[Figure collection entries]
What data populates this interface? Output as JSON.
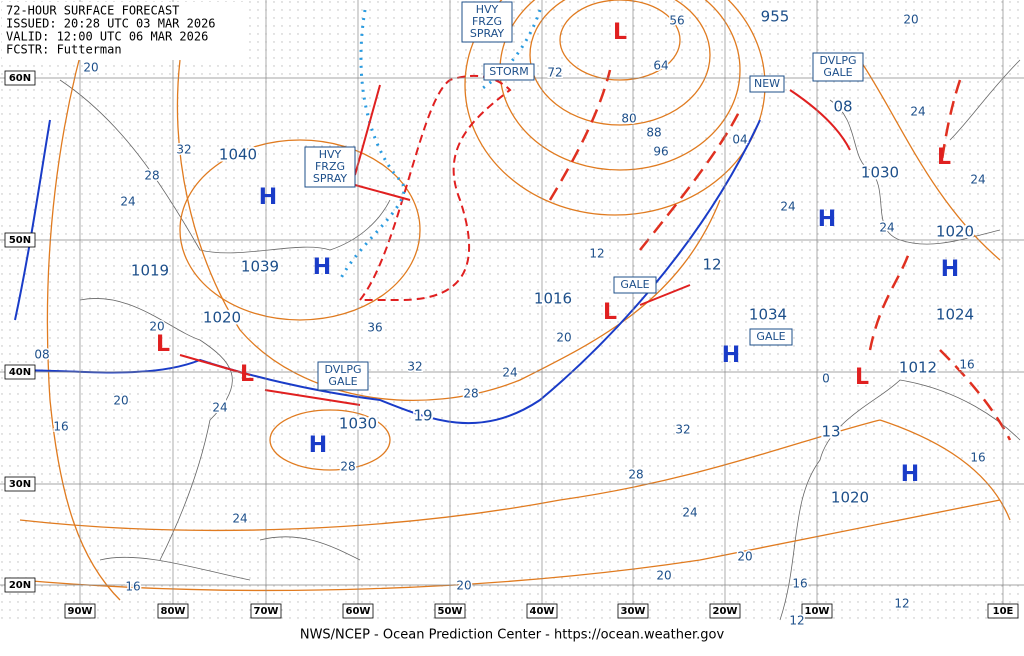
{
  "header": {
    "lines": [
      "72-HOUR SURFACE FORECAST",
      "ISSUED: 20:28 UTC 03 MAR 2026",
      "VALID: 12:00 UTC 06 MAR 2026",
      "FCSTR: Futterman"
    ]
  },
  "lat_labels": [
    "60N",
    "50N",
    "40N",
    "30N",
    "20N"
  ],
  "lon_labels": [
    "90W",
    "80W",
    "70W",
    "60W",
    "50W",
    "40W",
    "30W",
    "20W",
    "10W",
    "10E"
  ],
  "centers": [
    "H",
    "H",
    "L",
    "L",
    "H",
    "L",
    "L",
    "H",
    "H",
    "H",
    "L",
    "H",
    "L"
  ],
  "pressure_labels": [
    "955",
    "08",
    "1030",
    "1020",
    "1024",
    "1012",
    "13",
    "1020",
    "1034",
    "12",
    "1016",
    "19",
    "1030",
    "1020",
    "1019",
    "1039",
    "1040"
  ],
  "isobar_labels": [
    "20",
    "32",
    "28",
    "24",
    "20",
    "08",
    "20",
    "16",
    "24",
    "36",
    "32",
    "28",
    "24",
    "20",
    "12",
    "32",
    "28",
    "24",
    "20",
    "20",
    "20",
    "16",
    "24",
    "28",
    "16",
    "12",
    "12",
    "16",
    "16",
    "24",
    "24",
    "24",
    "24",
    "20",
    "56",
    "64",
    "72",
    "80",
    "88",
    "96",
    "04",
    "0"
  ],
  "boxed_labels": [
    [
      "HVY",
      "FRZG",
      "SPRAY"
    ],
    [
      "HVY",
      "FRZG",
      "SPRAY"
    ],
    [
      "STORM"
    ],
    [
      "DVLPG",
      "GALE"
    ],
    [
      "NEW"
    ],
    [
      "GALE"
    ],
    [
      "GALE"
    ],
    [
      "DVLPG",
      "GALE"
    ]
  ],
  "footer": "NWS/NCEP - Ocean Prediction Center - https://ocean.weather.gov"
}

YOUR GOAL =>
Pictures are to be left out; all else in the entries above is to be quoted exactly.

EXPECTED ANSWER =>
What data populates this interface? Output as JSON.
{
  "header": {
    "lines": [
      "72-HOUR SURFACE FORECAST",
      "ISSUED: 20:28 UTC 03 MAR 2026",
      "VALID: 12:00 UTC 06 MAR 2026",
      "FCSTR: Futterman"
    ]
  },
  "lat_labels": [
    "60N",
    "50N",
    "40N",
    "30N",
    "20N"
  ],
  "lon_labels": [
    "90W",
    "80W",
    "70W",
    "60W",
    "50W",
    "40W",
    "30W",
    "20W",
    "10W",
    "10E"
  ],
  "centers": [
    "H",
    "H",
    "L",
    "L",
    "H",
    "L",
    "L",
    "H",
    "H",
    "H",
    "L",
    "H",
    "L"
  ],
  "pressure_labels": [
    "955",
    "08",
    "1030",
    "1020",
    "1024",
    "1012",
    "13",
    "1020",
    "1034",
    "12",
    "1016",
    "19",
    "1030",
    "1020",
    "1019",
    "1039",
    "1040"
  ],
  "isobar_labels": [
    "20",
    "32",
    "28",
    "24",
    "20",
    "08",
    "20",
    "16",
    "24",
    "36",
    "32",
    "28",
    "24",
    "20",
    "12",
    "32",
    "28",
    "24",
    "20",
    "20",
    "20",
    "16",
    "24",
    "28",
    "16",
    "12",
    "12",
    "16",
    "16",
    "24",
    "24",
    "24",
    "24",
    "20",
    "56",
    "64",
    "72",
    "80",
    "88",
    "96",
    "04",
    "0"
  ],
  "boxed_labels": [
    [
      "HVY",
      "FRZG",
      "SPRAY"
    ],
    [
      "HVY",
      "FRZG",
      "SPRAY"
    ],
    [
      "STORM"
    ],
    [
      "DVLPG",
      "GALE"
    ],
    [
      "NEW"
    ],
    [
      "GALE"
    ],
    [
      "GALE"
    ],
    [
      "DVLPG",
      "GALE"
    ]
  ],
  "footer": "NWS/NCEP - Ocean Prediction Center - https://ocean.weather.gov"
}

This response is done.